■ **Given task**: Retype everything in the listing, leaving each line exactly as it is.

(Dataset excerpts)
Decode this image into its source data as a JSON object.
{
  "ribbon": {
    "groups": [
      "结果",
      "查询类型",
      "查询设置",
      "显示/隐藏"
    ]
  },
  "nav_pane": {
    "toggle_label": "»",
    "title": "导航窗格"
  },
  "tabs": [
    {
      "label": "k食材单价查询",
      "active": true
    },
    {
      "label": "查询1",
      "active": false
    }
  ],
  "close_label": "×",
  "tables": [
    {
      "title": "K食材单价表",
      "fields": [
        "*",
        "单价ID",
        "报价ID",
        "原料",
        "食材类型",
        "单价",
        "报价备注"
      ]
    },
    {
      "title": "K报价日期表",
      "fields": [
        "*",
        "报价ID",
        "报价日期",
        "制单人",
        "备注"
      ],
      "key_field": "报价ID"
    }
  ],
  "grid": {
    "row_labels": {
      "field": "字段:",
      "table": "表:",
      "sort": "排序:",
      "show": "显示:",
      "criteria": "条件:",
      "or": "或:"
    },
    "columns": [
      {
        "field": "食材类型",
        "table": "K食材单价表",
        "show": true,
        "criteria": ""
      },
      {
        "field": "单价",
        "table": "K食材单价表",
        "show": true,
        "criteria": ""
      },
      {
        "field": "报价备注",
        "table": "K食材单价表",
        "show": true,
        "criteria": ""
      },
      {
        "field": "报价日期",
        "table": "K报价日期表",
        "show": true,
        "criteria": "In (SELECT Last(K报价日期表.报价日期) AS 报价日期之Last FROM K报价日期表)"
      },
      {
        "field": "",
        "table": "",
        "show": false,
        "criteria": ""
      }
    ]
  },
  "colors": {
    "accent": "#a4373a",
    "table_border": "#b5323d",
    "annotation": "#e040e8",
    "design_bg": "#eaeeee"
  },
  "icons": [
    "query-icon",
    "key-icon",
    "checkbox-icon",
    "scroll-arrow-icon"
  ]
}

■ **Answer to this exercise**:
Decode this image into its source data as a JSON object.
{
  "ribbon": {
    "groups": [
      "结果",
      "查询类型",
      "查询设置",
      "显示/隐藏"
    ]
  },
  "nav_pane": {
    "toggle_label": "»",
    "title": "导航窗格"
  },
  "tabs": [
    {
      "label": "k食材单价查询",
      "active": true
    },
    {
      "label": "查询1",
      "active": false
    }
  ],
  "close_label": "×",
  "tables": [
    {
      "title": "K食材单价表",
      "fields": [
        "*",
        "单价ID",
        "报价ID",
        "原料",
        "食材类型",
        "单价",
        "报价备注"
      ]
    },
    {
      "title": "K报价日期表",
      "fields": [
        "*",
        "报价ID",
        "报价日期",
        "制单人",
        "备注"
      ],
      "key_field": "报价ID"
    }
  ],
  "grid": {
    "row_labels": {
      "field": "字段:",
      "table": "表:",
      "sort": "排序:",
      "show": "显示:",
      "criteria": "条件:",
      "or": "或:"
    },
    "columns": [
      {
        "field": "食材类型",
        "table": "K食材单价表",
        "show": true,
        "criteria": ""
      },
      {
        "field": "单价",
        "table": "K食材单价表",
        "show": true,
        "criteria": ""
      },
      {
        "field": "报价备注",
        "table": "K食材单价表",
        "show": true,
        "criteria": ""
      },
      {
        "field": "报价日期",
        "table": "K报价日期表",
        "show": true,
        "criteria": "In (SELECT Last(K报价日期表.报价日期) AS 报价日期之Last FROM K报价日期表)"
      },
      {
        "field": "",
        "table": "",
        "show": false,
        "criteria": ""
      }
    ]
  },
  "colors": {
    "accent": "#a4373a",
    "table_border": "#b5323d",
    "annotation": "#e040e8",
    "design_bg": "#eaeeee"
  },
  "icons": [
    "query-icon",
    "key-icon",
    "checkbox-icon",
    "scroll-arrow-icon"
  ]
}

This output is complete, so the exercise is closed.